_THE EXERCISE_: Skip the pictures. Copy all the rest of the records down exactly.

-- -- --

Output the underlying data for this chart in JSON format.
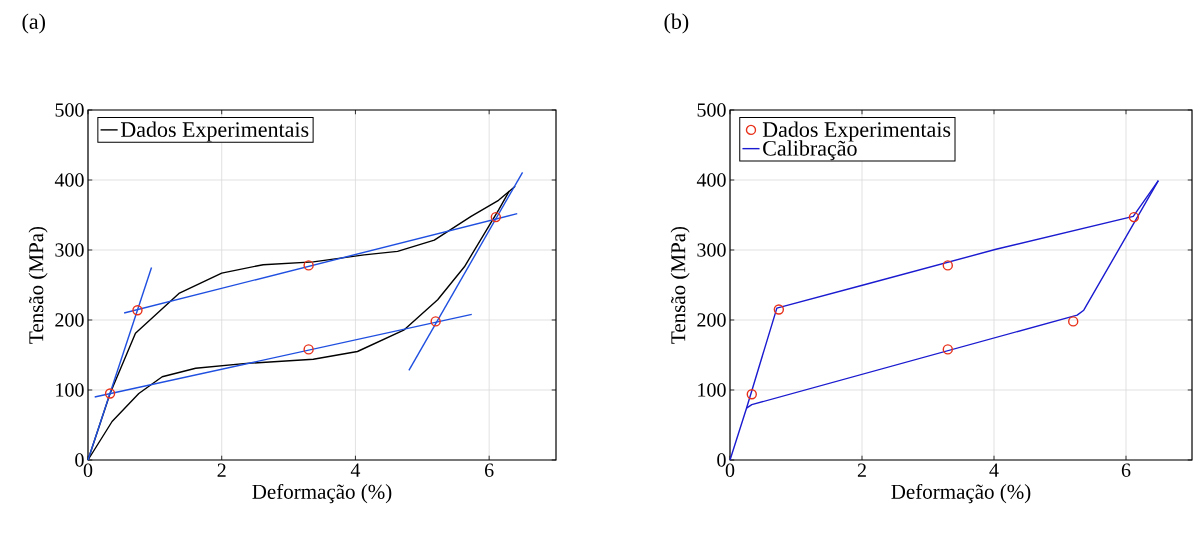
{
  "chart_data": [
    {
      "type": "line",
      "title": "(a)",
      "xlabel": "Deformação (%)",
      "ylabel": "Tensão (MPa)",
      "xlim": [
        0,
        7
      ],
      "ylim": [
        0,
        500
      ],
      "xticks": [
        0,
        2,
        4,
        6
      ],
      "yticks": [
        0,
        100,
        200,
        300,
        400,
        500
      ],
      "grid": true,
      "legend": "top left",
      "series": [
        {
          "name": "Dados Experimentais",
          "color": "#000000",
          "line_style": "solid",
          "x": [
            0,
            0.33,
            0.71,
            1.36,
            2.0,
            2.62,
            3.37,
            4.13,
            4.63,
            5.18,
            5.73,
            6.14,
            6.39
          ],
          "values": [
            0,
            95,
            181,
            238,
            267,
            279,
            283,
            293,
            298,
            314,
            348,
            371,
            391
          ]
        },
        {
          "color": "#000000",
          "line_style": "solid",
          "x": [
            0,
            0.36,
            0.76,
            1.11,
            1.61,
            2.37,
            3.37,
            4.03,
            4.73,
            5.23,
            5.63,
            6.14,
            6.3
          ],
          "values": [
            0,
            55,
            95,
            119,
            131,
            138,
            144,
            155,
            186,
            229,
            276,
            357,
            384
          ]
        },
        {
          "color": "#1f4fe0",
          "line_style": "solid",
          "x": [
            0,
            0.95
          ],
          "values": [
            0,
            275
          ]
        },
        {
          "color": "#1f4fe0",
          "line_style": "solid",
          "x": [
            0.54,
            6.42
          ],
          "values": [
            210,
            352
          ]
        },
        {
          "color": "#1f4fe0",
          "line_style": "solid",
          "x": [
            0.1,
            5.74
          ],
          "values": [
            90,
            208
          ]
        },
        {
          "color": "#1f4fe0",
          "line_style": "solid",
          "x": [
            4.8,
            6.5
          ],
          "values": [
            128,
            411
          ]
        },
        {
          "type": "scatter",
          "color": "#e8311a",
          "marker": "circle",
          "x": [
            0.33,
            0.74,
            3.3,
            3.3,
            5.2,
            6.1
          ],
          "values": [
            95,
            214,
            158,
            278,
            198,
            347
          ]
        }
      ]
    },
    {
      "type": "line",
      "title": "(b)",
      "xlabel": "Deformação (%)",
      "ylabel": "Tensão (MPa)",
      "xlim": [
        0,
        7
      ],
      "ylim": [
        0,
        500
      ],
      "xticks": [
        0,
        2,
        4,
        6
      ],
      "yticks": [
        0,
        100,
        200,
        300,
        400,
        500
      ],
      "grid": true,
      "legend": "top left",
      "series": [
        {
          "name": "Dados Experimentais",
          "type": "scatter",
          "color": "#e8311a",
          "marker": "circle",
          "x": [
            0.33,
            0.74,
            3.3,
            3.3,
            5.2,
            6.12
          ],
          "values": [
            94,
            215,
            158,
            278,
            198,
            347
          ]
        },
        {
          "name": "Calibração",
          "color": "#1a1ad0",
          "line_style": "solid",
          "x": [
            0,
            0.25,
            0.71,
            2.02,
            4.03,
            6.11,
            6.49
          ],
          "values": [
            0,
            74,
            217,
            250,
            301,
            348,
            399
          ]
        },
        {
          "color": "#1a1ad0",
          "line_style": "solid",
          "x": [
            0.25,
            0.33,
            5.26,
            5.36,
            6.49
          ],
          "values": [
            74,
            79,
            207,
            214,
            399
          ]
        }
      ]
    }
  ]
}
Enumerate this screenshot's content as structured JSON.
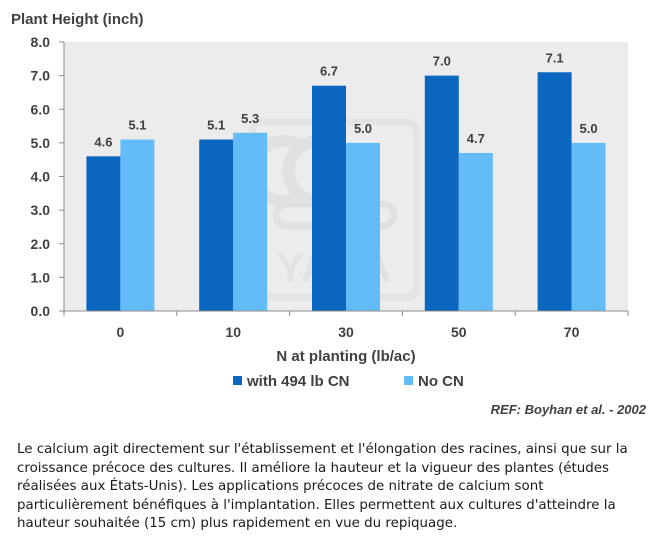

-- -- --

_ANSWER TO THE EXERCISE_:
Output the underlying data for this chart in JSON format.
{
  "chart_data": [
    {
      "type": "line",
      "title": "(a)",
      "xlabel": "Deformação (%)",
      "ylabel": "Tensão (MPa)",
      "xlim": [
        0,
        7
      ],
      "ylim": [
        0,
        500
      ],
      "xticks": [
        0,
        2,
        4,
        6
      ],
      "yticks": [
        0,
        100,
        200,
        300,
        400,
        500
      ],
      "grid": true,
      "legend": "top left",
      "series": [
        {
          "name": "Dados Experimentais",
          "color": "#000000",
          "line_style": "solid",
          "x": [
            0,
            0.33,
            0.71,
            1.36,
            2.0,
            2.62,
            3.37,
            4.13,
            4.63,
            5.18,
            5.73,
            6.14,
            6.39
          ],
          "values": [
            0,
            95,
            181,
            238,
            267,
            279,
            283,
            293,
            298,
            314,
            348,
            371,
            391
          ]
        },
        {
          "color": "#000000",
          "line_style": "solid",
          "x": [
            0,
            0.36,
            0.76,
            1.11,
            1.61,
            2.37,
            3.37,
            4.03,
            4.73,
            5.23,
            5.63,
            6.14,
            6.3
          ],
          "values": [
            0,
            55,
            95,
            119,
            131,
            138,
            144,
            155,
            186,
            229,
            276,
            357,
            384
          ]
        },
        {
          "color": "#1f4fe0",
          "line_style": "solid",
          "x": [
            0,
            0.95
          ],
          "values": [
            0,
            275
          ]
        },
        {
          "color": "#1f4fe0",
          "line_style": "solid",
          "x": [
            0.54,
            6.42
          ],
          "values": [
            210,
            352
          ]
        },
        {
          "color": "#1f4fe0",
          "line_style": "solid",
          "x": [
            0.1,
            5.74
          ],
          "values": [
            90,
            208
          ]
        },
        {
          "color": "#1f4fe0",
          "line_style": "solid",
          "x": [
            4.8,
            6.5
          ],
          "values": [
            128,
            411
          ]
        },
        {
          "type": "scatter",
          "color": "#e8311a",
          "marker": "circle",
          "x": [
            0.33,
            0.74,
            3.3,
            3.3,
            5.2,
            6.1
          ],
          "values": [
            95,
            214,
            158,
            278,
            198,
            347
          ]
        }
      ]
    },
    {
      "type": "line",
      "title": "(b)",
      "xlabel": "Deformação (%)",
      "ylabel": "Tensão (MPa)",
      "xlim": [
        0,
        7
      ],
      "ylim": [
        0,
        500
      ],
      "xticks": [
        0,
        2,
        4,
        6
      ],
      "yticks": [
        0,
        100,
        200,
        300,
        400,
        500
      ],
      "grid": true,
      "legend": "top left",
      "series": [
        {
          "name": "Dados Experimentais",
          "type": "scatter",
          "color": "#e8311a",
          "marker": "circle",
          "x": [
            0.33,
            0.74,
            3.3,
            3.3,
            5.2,
            6.12
          ],
          "values": [
            94,
            215,
            158,
            278,
            198,
            347
          ]
        },
        {
          "name": "Calibração",
          "color": "#1a1ad0",
          "line_style": "solid",
          "x": [
            0,
            0.25,
            0.71,
            2.02,
            4.03,
            6.11,
            6.49
          ],
          "values": [
            0,
            74,
            217,
            250,
            301,
            348,
            399
          ]
        },
        {
          "color": "#1a1ad0",
          "line_style": "solid",
          "x": [
            0.25,
            0.33,
            5.26,
            5.36,
            6.49
          ],
          "values": [
            74,
            79,
            207,
            214,
            399
          ]
        }
      ]
    }
  ]
}
Enumerate this screenshot's content as structured JSON.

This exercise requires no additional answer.